* [Exercise instructions]
Could you resume the article on BigFix patch management, carrying on from its final sentence?

* [Selected text]
◆ ◆ ◆ ◆

The previous article in our Windows Patch Management series began a discussion of third-party patch management products. We continue in this vein, this time concentrating on a versatile and scalable solution that fits equally well in centrally administered, locked-down SMBs; large, distributed enterprises; and unmanaged, Internet-based environments.
One of the main differences between the BigFix products and the Shavlik solution previously looked at is the use of agent-based client operations.
The solution comes from California-based BigFix in the form of its agent-based client software the Fixlet messaging component and the all-encompassing BigFix Enterprise Suite (BES). BigFix provides multiplatform support for all versions of Windows, Red Hat and SUSE Linux, Solaris, and HP-UX, and it will soon support AIX. It goes beyond simple product updates to help with system misconfiguration issues and provides detailed reporting capabilities.
One of the main differences between the BigFix products and the Shavlik solution previously looked at is the use of agent-based client operations. The debate over the benefits of agent-based vs. agentless architecture among patch management products has been going on since their inception.
On the one hand, a lack of agents speeds up and simplifies deployment and reduces the number of components necessary to manage and troubleshoot. On the other hand, remote agents running on each system are typically efficient and sophisticated; they can operate independently, collecting detailed information without significant performance impact and detecting periods when a local processor is idling or hovering at low utilization levels. Additional intelligence built into agents enables them to filter redundant or irrelevant data, which can significantly benefit available network bandwidth and spare resources on the central system during inventory collection.
BigFix Enterprise Suite
BigFix Enterprise Suite's (BES') architecture consists of an Internet-based central patch manager library (maintained by BigFix); the company's central BES Server; one or more BES Relay servers; lightweight, agent-based BES clients that exchange data via proprietary network packets called Fixlets (which serve an important role in software distribution); and BES Administrative Consoles, which provide a central management point.
BES Server constitutes the focal point of the software distribution, inventory collection, and management: According to BigFix, it can manage up to 75,000 targets. The server communicates with the BigFix Internet-based central patch library, maintaining up-to-date knowledge about all available software updates (these can be updates released by BigFix or third-party vendors). Corporate administrative teams then decide which of these patches to deploy within the enterprise.
Once the decision is made, appropriate binaries can be downloaded locally to the server and distributed across all BES clients (alternatively, clients can be instructed to obtain patches directly). However, in large, distributed environments with multiple remote offices separated by slow WAN links, direct communication between clients and one central server can consume significant amounts of bandwidth.
To address this issue, BigFix users can fan out communication paths by implementing BES Relay servers (described in more detail at http://support.bigfix.com/bes/misc/besrelays.html), which can be deployed at multiple locations, as the primary interface to local clients and the bi-directional communication forwarder between them and the BES central server (or intermediary BES Relay servers). Its caching ability, useful for inventory collection and package deployment, reduces bandwidth utilization and remediates problems resulting from lost intersite connectivity. BES Relay servers can form a multilayer hierarchy, forwarding packages in one direction and inventorying or reporting data in the other. BES clients are capable of detecting the closest (in terms of network distance) BES Relay server. In addition to having a lowered impact on network bandwidth, this capability provides a level of fault tolerance, since a client can locate a new server if the one used previously becomes unavailable.

◆ ◆ ◆ ◆

* [Material shown]
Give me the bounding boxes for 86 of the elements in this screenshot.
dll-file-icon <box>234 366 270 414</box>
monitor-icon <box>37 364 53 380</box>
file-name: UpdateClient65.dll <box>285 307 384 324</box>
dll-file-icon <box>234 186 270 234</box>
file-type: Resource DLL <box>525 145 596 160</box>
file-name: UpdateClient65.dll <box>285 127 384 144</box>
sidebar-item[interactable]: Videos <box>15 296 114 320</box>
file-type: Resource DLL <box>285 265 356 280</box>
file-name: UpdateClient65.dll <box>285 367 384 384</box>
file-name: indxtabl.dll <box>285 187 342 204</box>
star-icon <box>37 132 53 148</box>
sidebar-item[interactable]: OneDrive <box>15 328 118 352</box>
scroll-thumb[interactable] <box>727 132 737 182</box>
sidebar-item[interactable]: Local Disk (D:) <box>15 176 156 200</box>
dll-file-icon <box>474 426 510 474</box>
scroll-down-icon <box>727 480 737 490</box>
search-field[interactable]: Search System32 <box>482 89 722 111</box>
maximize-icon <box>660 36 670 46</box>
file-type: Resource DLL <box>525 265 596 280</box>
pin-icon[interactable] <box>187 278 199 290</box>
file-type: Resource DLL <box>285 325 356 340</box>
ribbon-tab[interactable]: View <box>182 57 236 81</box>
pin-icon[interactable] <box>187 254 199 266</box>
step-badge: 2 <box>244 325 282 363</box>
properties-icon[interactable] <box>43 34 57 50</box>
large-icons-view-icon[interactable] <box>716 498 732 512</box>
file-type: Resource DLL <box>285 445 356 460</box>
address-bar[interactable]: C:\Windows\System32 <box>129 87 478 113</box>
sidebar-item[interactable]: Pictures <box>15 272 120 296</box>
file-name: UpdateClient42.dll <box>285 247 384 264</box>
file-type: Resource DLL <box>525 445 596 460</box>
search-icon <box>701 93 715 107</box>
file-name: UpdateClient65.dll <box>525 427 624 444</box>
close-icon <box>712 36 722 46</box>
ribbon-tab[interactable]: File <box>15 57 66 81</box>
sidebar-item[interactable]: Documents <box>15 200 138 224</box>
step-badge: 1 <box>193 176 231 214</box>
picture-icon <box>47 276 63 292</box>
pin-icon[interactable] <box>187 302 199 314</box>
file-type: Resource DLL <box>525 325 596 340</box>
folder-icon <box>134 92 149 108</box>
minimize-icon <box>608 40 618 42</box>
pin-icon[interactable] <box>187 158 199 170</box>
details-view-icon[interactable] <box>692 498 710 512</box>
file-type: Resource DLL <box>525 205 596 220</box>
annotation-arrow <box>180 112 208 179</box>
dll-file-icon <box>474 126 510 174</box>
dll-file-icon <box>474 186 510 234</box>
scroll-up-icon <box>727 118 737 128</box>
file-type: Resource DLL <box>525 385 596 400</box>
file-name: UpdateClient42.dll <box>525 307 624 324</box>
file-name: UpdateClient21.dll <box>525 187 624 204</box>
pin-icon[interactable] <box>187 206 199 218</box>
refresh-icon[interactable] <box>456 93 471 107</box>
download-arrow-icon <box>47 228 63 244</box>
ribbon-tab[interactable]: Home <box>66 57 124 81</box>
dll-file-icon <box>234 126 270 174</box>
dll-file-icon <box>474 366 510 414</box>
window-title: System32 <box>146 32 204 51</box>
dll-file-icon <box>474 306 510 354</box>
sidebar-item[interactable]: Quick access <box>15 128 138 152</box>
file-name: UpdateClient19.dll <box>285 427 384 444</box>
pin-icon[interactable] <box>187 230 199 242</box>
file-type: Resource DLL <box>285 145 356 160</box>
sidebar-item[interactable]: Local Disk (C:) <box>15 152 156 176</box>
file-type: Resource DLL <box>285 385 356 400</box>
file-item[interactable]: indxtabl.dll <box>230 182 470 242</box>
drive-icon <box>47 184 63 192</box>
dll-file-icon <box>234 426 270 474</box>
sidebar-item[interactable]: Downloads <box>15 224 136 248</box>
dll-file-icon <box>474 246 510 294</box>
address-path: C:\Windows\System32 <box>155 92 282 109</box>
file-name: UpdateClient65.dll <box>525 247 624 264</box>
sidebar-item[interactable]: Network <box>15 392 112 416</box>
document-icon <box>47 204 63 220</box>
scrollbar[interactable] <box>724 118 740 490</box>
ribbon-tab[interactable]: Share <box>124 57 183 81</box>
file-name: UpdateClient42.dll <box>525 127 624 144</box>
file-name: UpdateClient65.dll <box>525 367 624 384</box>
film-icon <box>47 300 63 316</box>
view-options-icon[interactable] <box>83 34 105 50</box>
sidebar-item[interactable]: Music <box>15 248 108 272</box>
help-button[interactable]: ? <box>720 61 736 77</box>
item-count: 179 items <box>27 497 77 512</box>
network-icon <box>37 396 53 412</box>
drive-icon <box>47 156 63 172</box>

◆ ◆ ◆ ◆

* [Exercise result]
Deployment and configuration of BES Relay servers, as well as other administrative tasks, is performed on the BES Administrative Console. Its fairly intuitive interface allows access to each computer within a given environment running the BES client agent software. It reports WMI-based properties reflecting its status. The information retrievable in this fashion is not limited to vulnerabilities or patch levels but also includes a wide variety of other system characteristics, such as: location (defined using subnet ranges), applications and services (installed and running, with name, version, and vendor data), virus scanning products (software revision and its virus definition file dates), network properties (MAC and IP configuration, IP address assignment method, and dial-up settings), operating system data (version and service pack level, uptime, regional settings, and domain/workgroup membership), hardware specifications (number and type of processors, drives, video, network, sound cards, and serial number), file system details (type, total, and free space), or user information (local users defined with last logon date/time and password settings). A comprehensive list of these properties is available at http://support.bigfix.com/bes/misc/retrievedproperties.html. In addition, Web Reports functionality can be used for generating reports listing computer hardware assets, application estate, or security status (via Web Reports).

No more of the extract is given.